====== Available records ======

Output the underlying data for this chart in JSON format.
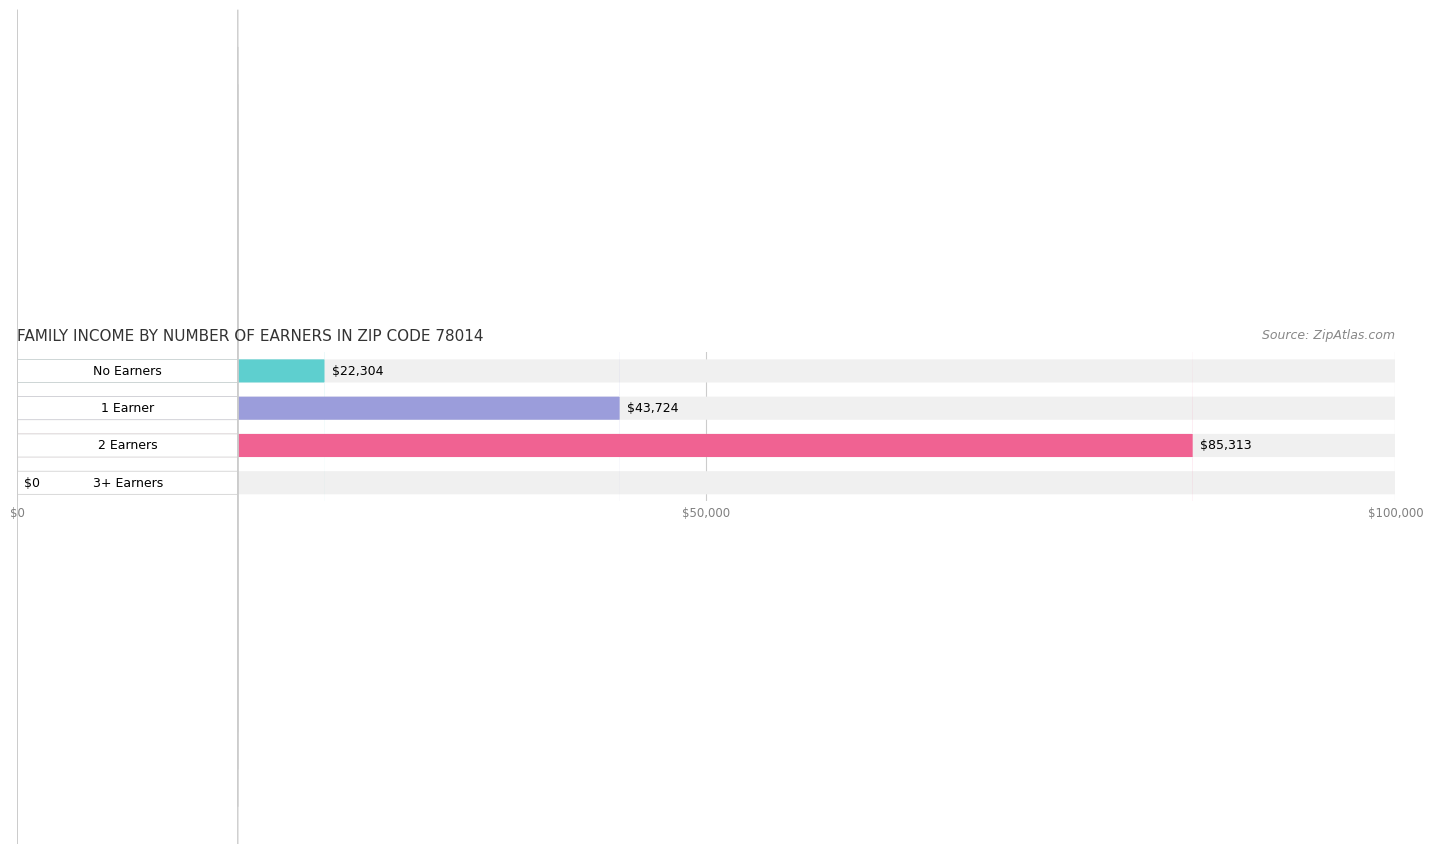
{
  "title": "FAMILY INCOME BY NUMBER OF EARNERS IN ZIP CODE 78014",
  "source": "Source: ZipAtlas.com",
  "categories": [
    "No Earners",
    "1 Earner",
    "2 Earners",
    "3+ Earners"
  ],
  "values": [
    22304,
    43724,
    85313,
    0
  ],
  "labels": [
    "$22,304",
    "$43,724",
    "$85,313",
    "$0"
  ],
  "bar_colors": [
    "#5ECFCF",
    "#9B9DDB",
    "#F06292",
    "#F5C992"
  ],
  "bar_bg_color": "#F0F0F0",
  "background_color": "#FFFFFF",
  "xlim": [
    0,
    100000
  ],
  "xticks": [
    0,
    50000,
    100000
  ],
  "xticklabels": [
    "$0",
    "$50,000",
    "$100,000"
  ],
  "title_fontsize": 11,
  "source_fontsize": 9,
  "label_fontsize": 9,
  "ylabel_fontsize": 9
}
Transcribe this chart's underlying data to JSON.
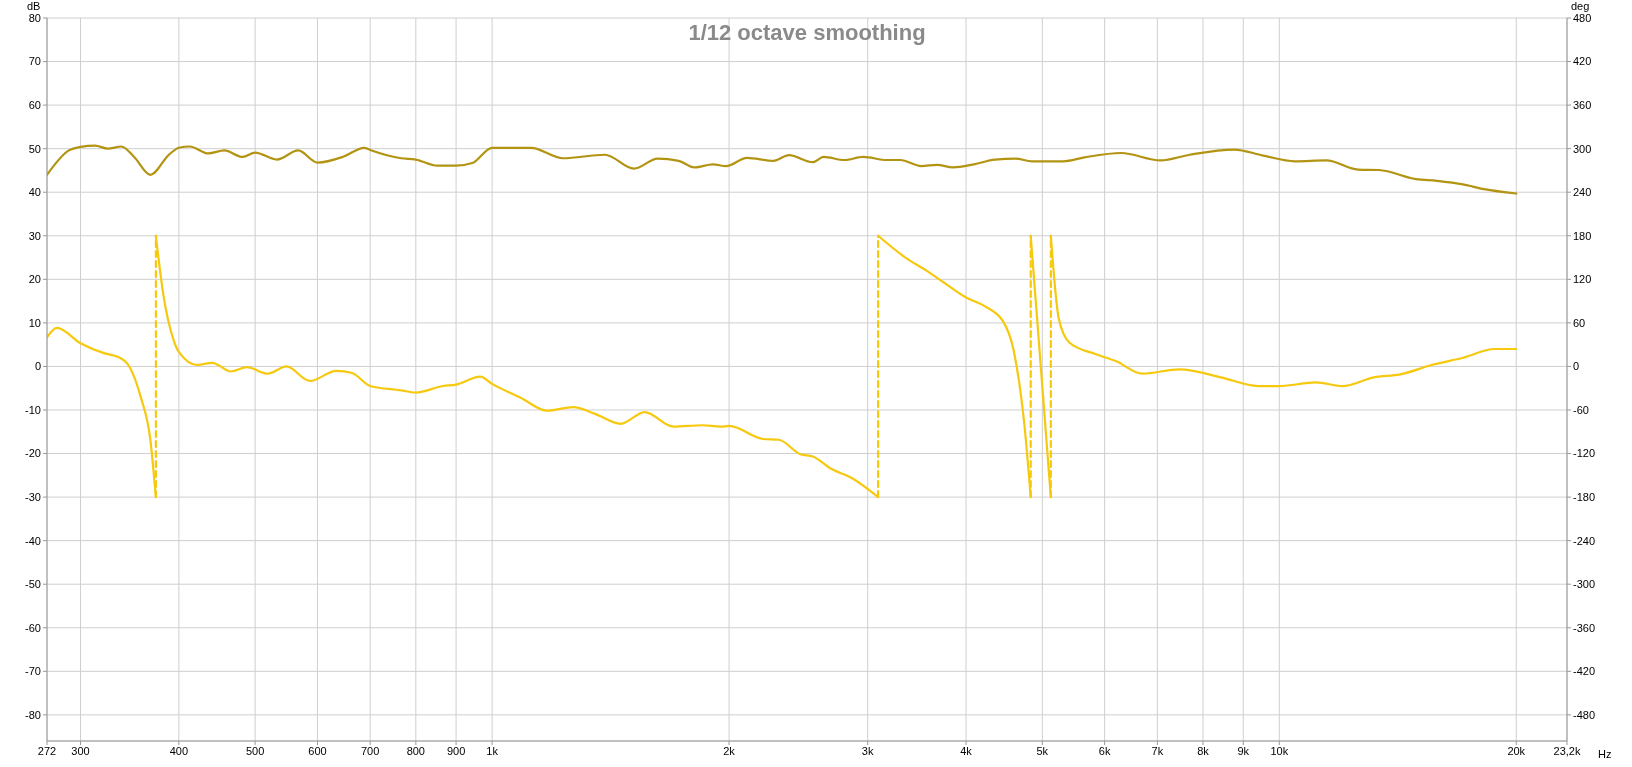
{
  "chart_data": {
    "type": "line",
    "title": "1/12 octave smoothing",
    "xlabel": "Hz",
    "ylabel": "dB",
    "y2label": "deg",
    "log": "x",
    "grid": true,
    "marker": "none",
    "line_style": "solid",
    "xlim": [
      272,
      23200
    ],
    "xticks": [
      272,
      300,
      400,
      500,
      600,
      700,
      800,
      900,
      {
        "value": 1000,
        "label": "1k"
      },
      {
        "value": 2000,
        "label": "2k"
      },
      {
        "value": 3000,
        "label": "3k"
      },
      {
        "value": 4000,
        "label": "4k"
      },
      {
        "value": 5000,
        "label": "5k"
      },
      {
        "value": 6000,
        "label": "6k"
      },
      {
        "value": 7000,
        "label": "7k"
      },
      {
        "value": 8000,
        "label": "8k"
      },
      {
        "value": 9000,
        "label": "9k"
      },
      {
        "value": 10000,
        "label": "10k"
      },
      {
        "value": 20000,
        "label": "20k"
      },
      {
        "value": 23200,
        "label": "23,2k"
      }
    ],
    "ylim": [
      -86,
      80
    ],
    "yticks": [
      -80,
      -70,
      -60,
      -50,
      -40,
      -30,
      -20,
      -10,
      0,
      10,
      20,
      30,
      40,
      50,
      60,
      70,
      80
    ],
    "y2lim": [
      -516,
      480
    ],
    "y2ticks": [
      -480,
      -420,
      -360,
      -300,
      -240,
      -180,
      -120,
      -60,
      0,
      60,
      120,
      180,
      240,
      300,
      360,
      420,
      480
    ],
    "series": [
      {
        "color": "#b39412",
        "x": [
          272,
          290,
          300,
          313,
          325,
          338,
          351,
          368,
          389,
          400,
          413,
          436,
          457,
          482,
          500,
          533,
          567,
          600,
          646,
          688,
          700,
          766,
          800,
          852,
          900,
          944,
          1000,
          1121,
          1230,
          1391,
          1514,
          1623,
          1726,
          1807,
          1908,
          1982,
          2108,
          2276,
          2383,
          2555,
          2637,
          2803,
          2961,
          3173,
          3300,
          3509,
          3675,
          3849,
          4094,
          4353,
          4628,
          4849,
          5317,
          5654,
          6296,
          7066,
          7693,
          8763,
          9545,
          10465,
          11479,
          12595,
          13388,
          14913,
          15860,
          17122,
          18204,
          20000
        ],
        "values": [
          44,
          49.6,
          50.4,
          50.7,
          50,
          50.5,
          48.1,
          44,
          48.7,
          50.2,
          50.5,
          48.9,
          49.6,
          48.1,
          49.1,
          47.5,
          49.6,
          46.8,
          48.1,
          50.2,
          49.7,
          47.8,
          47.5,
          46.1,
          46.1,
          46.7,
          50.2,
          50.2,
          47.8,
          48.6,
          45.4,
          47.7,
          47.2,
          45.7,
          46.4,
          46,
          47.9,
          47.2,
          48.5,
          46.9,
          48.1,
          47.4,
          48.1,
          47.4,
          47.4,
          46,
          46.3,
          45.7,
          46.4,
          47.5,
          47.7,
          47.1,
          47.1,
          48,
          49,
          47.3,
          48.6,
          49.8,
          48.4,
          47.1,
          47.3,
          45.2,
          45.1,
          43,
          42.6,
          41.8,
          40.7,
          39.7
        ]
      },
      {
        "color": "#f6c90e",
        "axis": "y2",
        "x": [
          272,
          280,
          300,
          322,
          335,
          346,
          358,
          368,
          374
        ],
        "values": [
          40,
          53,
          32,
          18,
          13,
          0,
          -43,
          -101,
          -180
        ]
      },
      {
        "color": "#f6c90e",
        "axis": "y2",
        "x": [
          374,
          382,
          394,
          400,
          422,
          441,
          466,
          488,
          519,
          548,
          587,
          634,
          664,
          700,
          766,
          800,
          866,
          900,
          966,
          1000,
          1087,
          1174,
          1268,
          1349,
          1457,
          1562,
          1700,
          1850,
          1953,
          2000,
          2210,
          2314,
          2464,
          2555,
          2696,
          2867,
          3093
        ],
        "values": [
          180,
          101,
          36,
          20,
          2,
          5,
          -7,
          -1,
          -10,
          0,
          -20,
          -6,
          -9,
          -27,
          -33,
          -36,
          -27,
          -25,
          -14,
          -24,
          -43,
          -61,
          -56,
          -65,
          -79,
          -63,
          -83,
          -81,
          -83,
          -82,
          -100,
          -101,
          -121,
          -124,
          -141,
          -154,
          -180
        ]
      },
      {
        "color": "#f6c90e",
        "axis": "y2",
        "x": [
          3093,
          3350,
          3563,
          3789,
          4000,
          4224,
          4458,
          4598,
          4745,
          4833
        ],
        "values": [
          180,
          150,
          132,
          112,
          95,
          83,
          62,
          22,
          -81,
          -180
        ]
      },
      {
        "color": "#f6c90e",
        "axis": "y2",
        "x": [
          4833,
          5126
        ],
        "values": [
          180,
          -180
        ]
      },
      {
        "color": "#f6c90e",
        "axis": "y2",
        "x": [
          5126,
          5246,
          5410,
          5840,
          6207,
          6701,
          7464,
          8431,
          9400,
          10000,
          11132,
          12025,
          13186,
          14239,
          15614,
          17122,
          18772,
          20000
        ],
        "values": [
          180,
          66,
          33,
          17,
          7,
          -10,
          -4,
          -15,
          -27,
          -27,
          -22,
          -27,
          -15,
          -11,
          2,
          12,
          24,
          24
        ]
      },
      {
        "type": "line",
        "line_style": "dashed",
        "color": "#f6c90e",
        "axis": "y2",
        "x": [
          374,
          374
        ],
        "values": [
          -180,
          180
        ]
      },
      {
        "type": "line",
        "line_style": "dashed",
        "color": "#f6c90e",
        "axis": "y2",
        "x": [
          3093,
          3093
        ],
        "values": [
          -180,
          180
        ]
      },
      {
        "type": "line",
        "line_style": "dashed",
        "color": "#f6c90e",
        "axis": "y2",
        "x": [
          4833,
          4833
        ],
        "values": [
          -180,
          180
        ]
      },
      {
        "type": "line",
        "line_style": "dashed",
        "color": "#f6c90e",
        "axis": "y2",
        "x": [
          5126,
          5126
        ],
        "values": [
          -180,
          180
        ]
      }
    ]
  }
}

======

= Exercise description =
Take the listing and print it again exactly, but without any pictures.

= Output below =
Output the underlying data for this chart in JSON format.
{
  "title": "FAMILY INCOME BY NUMBER OF EARNERS IN ZIP CODE 78014",
  "source": "Source: ZipAtlas.com",
  "categories": [
    "No Earners",
    "1 Earner",
    "2 Earners",
    "3+ Earners"
  ],
  "values": [
    22304,
    43724,
    85313,
    0
  ],
  "labels": [
    "$22,304",
    "$43,724",
    "$85,313",
    "$0"
  ],
  "bar_colors": [
    "#5ECFCF",
    "#9B9DDB",
    "#F06292",
    "#F5C992"
  ],
  "bar_bg_color": "#F0F0F0",
  "background_color": "#FFFFFF",
  "xlim": [
    0,
    100000
  ],
  "xticks": [
    0,
    50000,
    100000
  ],
  "xticklabels": [
    "$0",
    "$50,000",
    "$100,000"
  ],
  "title_fontsize": 11,
  "source_fontsize": 9,
  "label_fontsize": 9,
  "ylabel_fontsize": 9
}
Transcribe this chart's underlying data to JSON.
{
  "chart_data": {
    "type": "line",
    "title": "1/12 octave smoothing",
    "xlabel": "Hz",
    "ylabel": "dB",
    "y2label": "deg",
    "log": "x",
    "grid": true,
    "marker": "none",
    "line_style": "solid",
    "xlim": [
      272,
      23200
    ],
    "xticks": [
      272,
      300,
      400,
      500,
      600,
      700,
      800,
      900,
      {
        "value": 1000,
        "label": "1k"
      },
      {
        "value": 2000,
        "label": "2k"
      },
      {
        "value": 3000,
        "label": "3k"
      },
      {
        "value": 4000,
        "label": "4k"
      },
      {
        "value": 5000,
        "label": "5k"
      },
      {
        "value": 6000,
        "label": "6k"
      },
      {
        "value": 7000,
        "label": "7k"
      },
      {
        "value": 8000,
        "label": "8k"
      },
      {
        "value": 9000,
        "label": "9k"
      },
      {
        "value": 10000,
        "label": "10k"
      },
      {
        "value": 20000,
        "label": "20k"
      },
      {
        "value": 23200,
        "label": "23,2k"
      }
    ],
    "ylim": [
      -86,
      80
    ],
    "yticks": [
      -80,
      -70,
      -60,
      -50,
      -40,
      -30,
      -20,
      -10,
      0,
      10,
      20,
      30,
      40,
      50,
      60,
      70,
      80
    ],
    "y2lim": [
      -516,
      480
    ],
    "y2ticks": [
      -480,
      -420,
      -360,
      -300,
      -240,
      -180,
      -120,
      -60,
      0,
      60,
      120,
      180,
      240,
      300,
      360,
      420,
      480
    ],
    "series": [
      {
        "color": "#b39412",
        "x": [
          272,
          290,
          300,
          313,
          325,
          338,
          351,
          368,
          389,
          400,
          413,
          436,
          457,
          482,
          500,
          533,
          567,
          600,
          646,
          688,
          700,
          766,
          800,
          852,
          900,
          944,
          1000,
          1121,
          1230,
          1391,
          1514,
          1623,
          1726,
          1807,
          1908,
          1982,
          2108,
          2276,
          2383,
          2555,
          2637,
          2803,
          2961,
          3173,
          3300,
          3509,
          3675,
          3849,
          4094,
          4353,
          4628,
          4849,
          5317,
          5654,
          6296,
          7066,
          7693,
          8763,
          9545,
          10465,
          11479,
          12595,
          13388,
          14913,
          15860,
          17122,
          18204,
          20000
        ],
        "values": [
          44,
          49.6,
          50.4,
          50.7,
          50,
          50.5,
          48.1,
          44,
          48.7,
          50.2,
          50.5,
          48.9,
          49.6,
          48.1,
          49.1,
          47.5,
          49.6,
          46.8,
          48.1,
          50.2,
          49.7,
          47.8,
          47.5,
          46.1,
          46.1,
          46.7,
          50.2,
          50.2,
          47.8,
          48.6,
          45.4,
          47.7,
          47.2,
          45.7,
          46.4,
          46,
          47.9,
          47.2,
          48.5,
          46.9,
          48.1,
          47.4,
          48.1,
          47.4,
          47.4,
          46,
          46.3,
          45.7,
          46.4,
          47.5,
          47.7,
          47.1,
          47.1,
          48,
          49,
          47.3,
          48.6,
          49.8,
          48.4,
          47.1,
          47.3,
          45.2,
          45.1,
          43,
          42.6,
          41.8,
          40.7,
          39.7
        ]
      },
      {
        "color": "#f6c90e",
        "axis": "y2",
        "x": [
          272,
          280,
          300,
          322,
          335,
          346,
          358,
          368,
          374
        ],
        "values": [
          40,
          53,
          32,
          18,
          13,
          0,
          -43,
          -101,
          -180
        ]
      },
      {
        "color": "#f6c90e",
        "axis": "y2",
        "x": [
          374,
          382,
          394,
          400,
          422,
          441,
          466,
          488,
          519,
          548,
          587,
          634,
          664,
          700,
          766,
          800,
          866,
          900,
          966,
          1000,
          1087,
          1174,
          1268,
          1349,
          1457,
          1562,
          1700,
          1850,
          1953,
          2000,
          2210,
          2314,
          2464,
          2555,
          2696,
          2867,
          3093
        ],
        "values": [
          180,
          101,
          36,
          20,
          2,
          5,
          -7,
          -1,
          -10,
          0,
          -20,
          -6,
          -9,
          -27,
          -33,
          -36,
          -27,
          -25,
          -14,
          -24,
          -43,
          -61,
          -56,
          -65,
          -79,
          -63,
          -83,
          -81,
          -83,
          -82,
          -100,
          -101,
          -121,
          -124,
          -141,
          -154,
          -180
        ]
      },
      {
        "color": "#f6c90e",
        "axis": "y2",
        "x": [
          3093,
          3350,
          3563,
          3789,
          4000,
          4224,
          4458,
          4598,
          4745,
          4833
        ],
        "values": [
          180,
          150,
          132,
          112,
          95,
          83,
          62,
          22,
          -81,
          -180
        ]
      },
      {
        "color": "#f6c90e",
        "axis": "y2",
        "x": [
          4833,
          5126
        ],
        "values": [
          180,
          -180
        ]
      },
      {
        "color": "#f6c90e",
        "axis": "y2",
        "x": [
          5126,
          5246,
          5410,
          5840,
          6207,
          6701,
          7464,
          8431,
          9400,
          10000,
          11132,
          12025,
          13186,
          14239,
          15614,
          17122,
          18772,
          20000
        ],
        "values": [
          180,
          66,
          33,
          17,
          7,
          -10,
          -4,
          -15,
          -27,
          -27,
          -22,
          -27,
          -15,
          -11,
          2,
          12,
          24,
          24
        ]
      },
      {
        "type": "line",
        "line_style": "dashed",
        "color": "#f6c90e",
        "axis": "y2",
        "x": [
          374,
          374
        ],
        "values": [
          -180,
          180
        ]
      },
      {
        "type": "line",
        "line_style": "dashed",
        "color": "#f6c90e",
        "axis": "y2",
        "x": [
          3093,
          3093
        ],
        "values": [
          -180,
          180
        ]
      },
      {
        "type": "line",
        "line_style": "dashed",
        "color": "#f6c90e",
        "axis": "y2",
        "x": [
          4833,
          4833
        ],
        "values": [
          -180,
          180
        ]
      },
      {
        "type": "line",
        "line_style": "dashed",
        "color": "#f6c90e",
        "axis": "y2",
        "x": [
          5126,
          5126
        ],
        "values": [
          -180,
          180
        ]
      }
    ]
  }
}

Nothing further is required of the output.